START DATA EXTRACT

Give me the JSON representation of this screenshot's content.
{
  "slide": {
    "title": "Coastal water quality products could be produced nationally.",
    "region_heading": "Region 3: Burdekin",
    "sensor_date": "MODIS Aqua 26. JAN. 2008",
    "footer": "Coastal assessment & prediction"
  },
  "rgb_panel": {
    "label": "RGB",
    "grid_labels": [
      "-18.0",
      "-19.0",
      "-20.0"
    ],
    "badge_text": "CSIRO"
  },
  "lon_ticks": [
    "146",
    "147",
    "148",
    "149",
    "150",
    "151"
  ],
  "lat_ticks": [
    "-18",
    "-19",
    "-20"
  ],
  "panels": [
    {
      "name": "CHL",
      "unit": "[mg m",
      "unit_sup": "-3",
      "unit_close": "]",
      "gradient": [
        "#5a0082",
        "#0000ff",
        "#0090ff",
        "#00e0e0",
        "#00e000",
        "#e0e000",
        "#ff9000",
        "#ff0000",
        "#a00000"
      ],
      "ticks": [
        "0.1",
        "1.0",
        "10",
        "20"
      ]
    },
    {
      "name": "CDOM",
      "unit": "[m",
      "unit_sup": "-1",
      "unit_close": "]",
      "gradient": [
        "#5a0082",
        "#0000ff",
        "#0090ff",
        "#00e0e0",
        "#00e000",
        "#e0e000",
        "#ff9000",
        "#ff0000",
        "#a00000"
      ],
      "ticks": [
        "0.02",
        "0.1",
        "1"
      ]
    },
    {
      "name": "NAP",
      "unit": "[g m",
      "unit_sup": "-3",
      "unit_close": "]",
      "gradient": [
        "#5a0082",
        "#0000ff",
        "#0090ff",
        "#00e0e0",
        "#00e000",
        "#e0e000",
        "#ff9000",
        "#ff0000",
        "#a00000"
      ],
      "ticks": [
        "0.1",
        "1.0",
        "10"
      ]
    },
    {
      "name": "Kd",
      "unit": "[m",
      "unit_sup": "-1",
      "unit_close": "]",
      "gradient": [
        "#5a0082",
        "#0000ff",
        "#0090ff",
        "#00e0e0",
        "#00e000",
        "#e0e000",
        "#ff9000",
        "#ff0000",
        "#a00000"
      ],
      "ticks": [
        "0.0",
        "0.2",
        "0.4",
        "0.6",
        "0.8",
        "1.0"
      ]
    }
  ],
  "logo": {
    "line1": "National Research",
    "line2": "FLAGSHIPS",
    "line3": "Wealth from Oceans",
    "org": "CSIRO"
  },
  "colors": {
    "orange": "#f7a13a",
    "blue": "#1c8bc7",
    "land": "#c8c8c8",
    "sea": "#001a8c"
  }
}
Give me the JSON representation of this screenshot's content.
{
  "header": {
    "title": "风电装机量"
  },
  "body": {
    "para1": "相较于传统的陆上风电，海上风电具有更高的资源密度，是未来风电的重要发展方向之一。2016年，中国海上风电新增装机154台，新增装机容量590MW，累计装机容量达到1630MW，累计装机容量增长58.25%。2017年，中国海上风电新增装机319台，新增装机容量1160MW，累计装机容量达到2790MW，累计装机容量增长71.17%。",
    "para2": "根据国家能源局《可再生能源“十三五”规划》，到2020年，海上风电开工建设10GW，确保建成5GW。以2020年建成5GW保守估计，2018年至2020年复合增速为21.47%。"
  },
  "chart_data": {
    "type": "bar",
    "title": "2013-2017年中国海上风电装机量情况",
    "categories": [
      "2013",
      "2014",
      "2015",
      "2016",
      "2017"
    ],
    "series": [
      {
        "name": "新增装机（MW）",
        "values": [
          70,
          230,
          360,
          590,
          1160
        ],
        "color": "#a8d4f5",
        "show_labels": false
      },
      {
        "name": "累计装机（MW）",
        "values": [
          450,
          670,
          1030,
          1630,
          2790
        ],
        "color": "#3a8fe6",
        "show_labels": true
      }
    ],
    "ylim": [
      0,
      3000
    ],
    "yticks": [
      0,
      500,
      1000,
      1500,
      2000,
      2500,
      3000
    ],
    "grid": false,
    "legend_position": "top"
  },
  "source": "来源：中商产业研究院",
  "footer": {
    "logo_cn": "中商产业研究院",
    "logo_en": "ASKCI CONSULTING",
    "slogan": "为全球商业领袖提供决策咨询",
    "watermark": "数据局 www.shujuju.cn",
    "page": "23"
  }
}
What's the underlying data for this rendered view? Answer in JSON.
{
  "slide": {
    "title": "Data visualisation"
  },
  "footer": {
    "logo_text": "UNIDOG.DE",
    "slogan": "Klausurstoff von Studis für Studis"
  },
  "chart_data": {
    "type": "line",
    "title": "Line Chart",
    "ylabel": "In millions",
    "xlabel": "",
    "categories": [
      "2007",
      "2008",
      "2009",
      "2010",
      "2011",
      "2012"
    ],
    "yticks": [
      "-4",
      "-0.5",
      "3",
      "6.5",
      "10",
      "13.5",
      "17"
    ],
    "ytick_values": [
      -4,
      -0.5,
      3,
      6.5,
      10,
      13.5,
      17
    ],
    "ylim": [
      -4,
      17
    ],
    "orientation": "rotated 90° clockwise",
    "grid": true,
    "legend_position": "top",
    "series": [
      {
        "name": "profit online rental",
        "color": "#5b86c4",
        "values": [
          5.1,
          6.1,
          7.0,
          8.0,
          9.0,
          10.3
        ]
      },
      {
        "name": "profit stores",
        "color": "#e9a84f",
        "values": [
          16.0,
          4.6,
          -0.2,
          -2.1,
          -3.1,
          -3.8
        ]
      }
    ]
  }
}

END DATA EXTRACT

**THE REQUEST**
From the data above, extract every line in its exact form.

**RESPONSE BELOW**
Give me the JSON representation of this screenshot's content.
{
  "slide": {
    "title": "Coastal water quality products could be produced nationally.",
    "region_heading": "Region 3: Burdekin",
    "sensor_date": "MODIS Aqua 26. JAN. 2008",
    "footer": "Coastal assessment & prediction"
  },
  "rgb_panel": {
    "label": "RGB",
    "grid_labels": [
      "-18.0",
      "-19.0",
      "-20.0"
    ],
    "badge_text": "CSIRO"
  },
  "lon_ticks": [
    "146",
    "147",
    "148",
    "149",
    "150",
    "151"
  ],
  "lat_ticks": [
    "-18",
    "-19",
    "-20"
  ],
  "panels": [
    {
      "name": "CHL",
      "unit": "[mg m",
      "unit_sup": "-3",
      "unit_close": "]",
      "gradient": [
        "#5a0082",
        "#0000ff",
        "#0090ff",
        "#00e0e0",
        "#00e000",
        "#e0e000",
        "#ff9000",
        "#ff0000",
        "#a00000"
      ],
      "ticks": [
        "0.1",
        "1.0",
        "10",
        "20"
      ]
    },
    {
      "name": "CDOM",
      "unit": "[m",
      "unit_sup": "-1",
      "unit_close": "]",
      "gradient": [
        "#5a0082",
        "#0000ff",
        "#0090ff",
        "#00e0e0",
        "#00e000",
        "#e0e000",
        "#ff9000",
        "#ff0000",
        "#a00000"
      ],
      "ticks": [
        "0.02",
        "0.1",
        "1"
      ]
    },
    {
      "name": "NAP",
      "unit": "[g m",
      "unit_sup": "-3",
      "unit_close": "]",
      "gradient": [
        "#5a0082",
        "#0000ff",
        "#0090ff",
        "#00e0e0",
        "#00e000",
        "#e0e000",
        "#ff9000",
        "#ff0000",
        "#a00000"
      ],
      "ticks": [
        "0.1",
        "1.0",
        "10"
      ]
    },
    {
      "name": "Kd",
      "unit": "[m",
      "unit_sup": "-1",
      "unit_close": "]",
      "gradient": [
        "#5a0082",
        "#0000ff",
        "#0090ff",
        "#00e0e0",
        "#00e000",
        "#e0e000",
        "#ff9000",
        "#ff0000",
        "#a00000"
      ],
      "ticks": [
        "0.0",
        "0.2",
        "0.4",
        "0.6",
        "0.8",
        "1.0"
      ]
    }
  ],
  "logo": {
    "line1": "National Research",
    "line2": "FLAGSHIPS",
    "line3": "Wealth from Oceans",
    "org": "CSIRO"
  },
  "colors": {
    "orange": "#f7a13a",
    "blue": "#1c8bc7",
    "land": "#c8c8c8",
    "sea": "#001a8c"
  }
}
Give me the JSON representation of this screenshot's content.
{
  "header": {
    "title": "风电装机量"
  },
  "body": {
    "para1": "相较于传统的陆上风电，海上风电具有更高的资源密度，是未来风电的重要发展方向之一。2016年，中国海上风电新增装机154台，新增装机容量590MW，累计装机容量达到1630MW，累计装机容量增长58.25%。2017年，中国海上风电新增装机319台，新增装机容量1160MW，累计装机容量达到2790MW，累计装机容量增长71.17%。",
    "para2": "根据国家能源局《可再生能源“十三五”规划》，到2020年，海上风电开工建设10GW，确保建成5GW。以2020年建成5GW保守估计，2018年至2020年复合增速为21.47%。"
  },
  "chart_data": {
    "type": "bar",
    "title": "2013-2017年中国海上风电装机量情况",
    "categories": [
      "2013",
      "2014",
      "2015",
      "2016",
      "2017"
    ],
    "series": [
      {
        "name": "新增装机（MW）",
        "values": [
          70,
          230,
          360,
          590,
          1160
        ],
        "color": "#a8d4f5",
        "show_labels": false
      },
      {
        "name": "累计装机（MW）",
        "values": [
          450,
          670,
          1030,
          1630,
          2790
        ],
        "color": "#3a8fe6",
        "show_labels": true
      }
    ],
    "ylim": [
      0,
      3000
    ],
    "yticks": [
      0,
      500,
      1000,
      1500,
      2000,
      2500,
      3000
    ],
    "grid": false,
    "legend_position": "top"
  },
  "source": "来源：中商产业研究院",
  "footer": {
    "logo_cn": "中商产业研究院",
    "logo_en": "ASKCI CONSULTING",
    "slogan": "为全球商业领袖提供决策咨询",
    "watermark": "数据局 www.shujuju.cn",
    "page": "23"
  }
}
What's the underlying data for this rendered view? Answer in JSON.
{
  "slide": {
    "title": "Data visualisation"
  },
  "footer": {
    "logo_text": "UNIDOG.DE",
    "slogan": "Klausurstoff von Studis für Studis"
  },
  "chart_data": {
    "type": "line",
    "title": "Line Chart",
    "ylabel": "In millions",
    "xlabel": "",
    "categories": [
      "2007",
      "2008",
      "2009",
      "2010",
      "2011",
      "2012"
    ],
    "yticks": [
      "-4",
      "-0.5",
      "3",
      "6.5",
      "10",
      "13.5",
      "17"
    ],
    "ytick_values": [
      -4,
      -0.5,
      3,
      6.5,
      10,
      13.5,
      17
    ],
    "ylim": [
      -4,
      17
    ],
    "orientation": "rotated 90° clockwise",
    "grid": true,
    "legend_position": "top",
    "series": [
      {
        "name": "profit online rental",
        "color": "#5b86c4",
        "values": [
          5.1,
          6.1,
          7.0,
          8.0,
          9.0,
          10.3
        ]
      },
      {
        "name": "profit stores",
        "color": "#e9a84f",
        "values": [
          16.0,
          4.6,
          -0.2,
          -2.1,
          -3.1,
          -3.8
        ]
      }
    ]
  }
}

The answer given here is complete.